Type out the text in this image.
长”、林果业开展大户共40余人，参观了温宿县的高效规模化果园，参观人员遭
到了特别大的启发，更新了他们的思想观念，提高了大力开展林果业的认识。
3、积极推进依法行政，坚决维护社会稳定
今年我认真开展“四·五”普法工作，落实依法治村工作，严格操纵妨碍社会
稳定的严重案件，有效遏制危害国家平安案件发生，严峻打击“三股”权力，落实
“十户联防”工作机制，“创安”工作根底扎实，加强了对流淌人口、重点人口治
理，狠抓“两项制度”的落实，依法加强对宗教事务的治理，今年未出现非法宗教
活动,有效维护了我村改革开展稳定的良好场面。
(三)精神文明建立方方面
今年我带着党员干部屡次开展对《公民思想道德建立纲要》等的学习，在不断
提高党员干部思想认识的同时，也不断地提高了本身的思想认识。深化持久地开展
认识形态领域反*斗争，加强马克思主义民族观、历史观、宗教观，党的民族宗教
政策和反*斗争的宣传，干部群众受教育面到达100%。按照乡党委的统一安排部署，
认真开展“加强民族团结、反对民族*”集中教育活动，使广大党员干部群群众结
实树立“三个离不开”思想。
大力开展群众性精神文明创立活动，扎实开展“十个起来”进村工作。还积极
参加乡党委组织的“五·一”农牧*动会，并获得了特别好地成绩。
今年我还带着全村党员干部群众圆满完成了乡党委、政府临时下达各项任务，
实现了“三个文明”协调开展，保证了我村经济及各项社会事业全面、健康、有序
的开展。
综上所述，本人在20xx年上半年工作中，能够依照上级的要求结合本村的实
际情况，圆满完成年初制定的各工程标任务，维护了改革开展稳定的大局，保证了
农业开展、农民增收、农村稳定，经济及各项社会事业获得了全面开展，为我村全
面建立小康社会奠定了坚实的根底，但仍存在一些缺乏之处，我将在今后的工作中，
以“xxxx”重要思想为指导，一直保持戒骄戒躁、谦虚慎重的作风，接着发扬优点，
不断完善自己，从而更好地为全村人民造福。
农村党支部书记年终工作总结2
• • • • •
Set exercise:
Output the records above in their entirety, exactly.

Answer in full:
Type out the text in this image.
长”、林果业开展大户共40余人，参观了温宿县的高效规模化果园，参观人员遭
到了特别大的启发，更新了他们的思想观念，提高了大力开展林果业的认识。
3、积极推进依法行政，坚决维护社会稳定
今年我认真开展“四·五”普法工作，落实依法治村工作，严格操纵妨碍社会
稳定的严重案件，有效遏制危害国家平安案件发生，严峻打击“三股”权力，落实
“十户联防”工作机制，“创安”工作根底扎实，加强了对流淌人口、重点人口治
理，狠抓“两项制度”的落实，依法加强对宗教事务的治理，今年未出现非法宗教
活动,有效维护了我村改革开展稳定的良好场面。
(三)精神文明建立方方面
今年我带着党员干部屡次开展对《公民思想道德建立纲要》等的学习，在不断
提高党员干部思想认识的同时，也不断地提高了本身的思想认识。深化持久地开展
认识形态领域反*斗争，加强马克思主义民族观、历史观、宗教观，党的民族宗教
政策和反*斗争的宣传，干部群众受教育面到达100%。按照乡党委的统一安排部署，
认真开展“加强民族团结、反对民族*”集中教育活动，使广大党员干部群群众结
实树立“三个离不开”思想。
大力开展群众性精神文明创立活动，扎实开展“十个起来”进村工作。还积极
参加乡党委组织的“五·一”农牧*动会，并获得了特别好地成绩。
今年我还带着全村党员干部群众圆满完成了乡党委、政府临时下达各项任务，
实现了“三个文明”协调开展，保证了我村经济及各项社会事业全面、健康、有序
的开展。
综上所述，本人在20xx年上半年工作中，能够依照上级的要求结合本村的实
际情况，圆满完成年初制定的各工程标任务，维护了改革开展稳定的大局，保证了
农业开展、农民增收、农村稳定，经济及各项社会事业获得了全面开展，为我村全
面建立小康社会奠定了坚实的根底，但仍存在一些缺乏之处，我将在今后的工作中，
以“xxxx”重要思想为指导，一直保持戒骄戒躁、谦虚慎重的作风，接着发扬优点，
不断完善自己，从而更好地为全村人民造福。
农村党支部书记年终工作总结2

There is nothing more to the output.